## begin Supplied information

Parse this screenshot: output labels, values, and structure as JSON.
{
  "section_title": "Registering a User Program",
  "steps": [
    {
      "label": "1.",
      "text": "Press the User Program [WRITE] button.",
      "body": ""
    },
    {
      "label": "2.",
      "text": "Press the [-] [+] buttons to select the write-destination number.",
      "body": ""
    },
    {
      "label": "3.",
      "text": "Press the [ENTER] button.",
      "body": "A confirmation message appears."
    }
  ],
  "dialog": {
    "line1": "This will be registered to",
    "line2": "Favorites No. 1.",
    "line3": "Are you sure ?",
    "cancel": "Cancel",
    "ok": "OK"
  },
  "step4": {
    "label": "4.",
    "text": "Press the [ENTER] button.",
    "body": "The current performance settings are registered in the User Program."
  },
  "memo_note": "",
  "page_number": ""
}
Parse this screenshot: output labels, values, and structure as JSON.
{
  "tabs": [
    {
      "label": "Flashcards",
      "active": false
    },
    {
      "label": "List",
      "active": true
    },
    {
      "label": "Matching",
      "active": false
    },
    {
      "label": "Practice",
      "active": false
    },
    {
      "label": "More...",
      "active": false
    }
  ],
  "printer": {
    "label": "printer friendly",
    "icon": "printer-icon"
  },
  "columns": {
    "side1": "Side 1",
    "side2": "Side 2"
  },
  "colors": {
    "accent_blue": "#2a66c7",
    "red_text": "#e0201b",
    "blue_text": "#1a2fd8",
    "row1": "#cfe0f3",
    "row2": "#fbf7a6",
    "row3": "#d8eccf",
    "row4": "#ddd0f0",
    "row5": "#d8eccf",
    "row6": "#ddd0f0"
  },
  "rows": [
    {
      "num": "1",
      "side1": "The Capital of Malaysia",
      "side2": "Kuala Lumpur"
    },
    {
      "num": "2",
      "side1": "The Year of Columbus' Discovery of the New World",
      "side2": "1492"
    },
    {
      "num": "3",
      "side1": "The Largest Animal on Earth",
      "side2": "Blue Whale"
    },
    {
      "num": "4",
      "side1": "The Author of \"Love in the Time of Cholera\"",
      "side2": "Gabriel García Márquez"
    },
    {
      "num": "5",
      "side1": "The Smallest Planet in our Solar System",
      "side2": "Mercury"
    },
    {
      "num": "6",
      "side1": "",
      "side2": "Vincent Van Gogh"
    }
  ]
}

## end Supplied information

What this task involves =>
Exactly reproduce every line found in the records.

Exercise output =>
Parse this screenshot: output labels, values, and structure as JSON.
{
  "section_title": "Registering a User Program",
  "steps": [
    {
      "label": "1.",
      "text": "Press the User Program [WRITE] button.",
      "body": ""
    },
    {
      "label": "2.",
      "text": "Press the [-] [+] buttons to select the write-destination number.",
      "body": ""
    },
    {
      "label": "3.",
      "text": "Press the [ENTER] button.",
      "body": "A confirmation message appears."
    }
  ],
  "dialog": {
    "line1": "This will be registered to",
    "line2": "Favorites No. 1.",
    "line3": "Are you sure ?",
    "cancel": "Cancel",
    "ok": "OK"
  },
  "step4": {
    "label": "4.",
    "text": "Press the [ENTER] button.",
    "body": "The current performance settings are registered in the User Program."
  },
  "memo_note": "",
  "page_number": ""
}
Parse this screenshot: output labels, values, and structure as JSON.
{
  "tabs": [
    {
      "label": "Flashcards",
      "active": false
    },
    {
      "label": "List",
      "active": true
    },
    {
      "label": "Matching",
      "active": false
    },
    {
      "label": "Practice",
      "active": false
    },
    {
      "label": "More...",
      "active": false
    }
  ],
  "printer": {
    "label": "printer friendly",
    "icon": "printer-icon"
  },
  "columns": {
    "side1": "Side 1",
    "side2": "Side 2"
  },
  "colors": {
    "accent_blue": "#2a66c7",
    "red_text": "#e0201b",
    "blue_text": "#1a2fd8",
    "row1": "#cfe0f3",
    "row2": "#fbf7a6",
    "row3": "#d8eccf",
    "row4": "#ddd0f0",
    "row5": "#d8eccf",
    "row6": "#ddd0f0"
  },
  "rows": [
    {
      "num": "1",
      "side1": "The Capital of Malaysia",
      "side2": "Kuala Lumpur"
    },
    {
      "num": "2",
      "side1": "The Year of Columbus' Discovery of the New World",
      "side2": "1492"
    },
    {
      "num": "3",
      "side1": "The Largest Animal on Earth",
      "side2": "Blue Whale"
    },
    {
      "num": "4",
      "side1": "The Author of \"Love in the Time of Cholera\"",
      "side2": "Gabriel García Márquez"
    },
    {
      "num": "5",
      "side1": "The Smallest Planet in our Solar System",
      "side2": "Mercury"
    },
    {
      "num": "6",
      "side1": "",
      "side2": "Vincent Van Gogh"
    }
  ]
}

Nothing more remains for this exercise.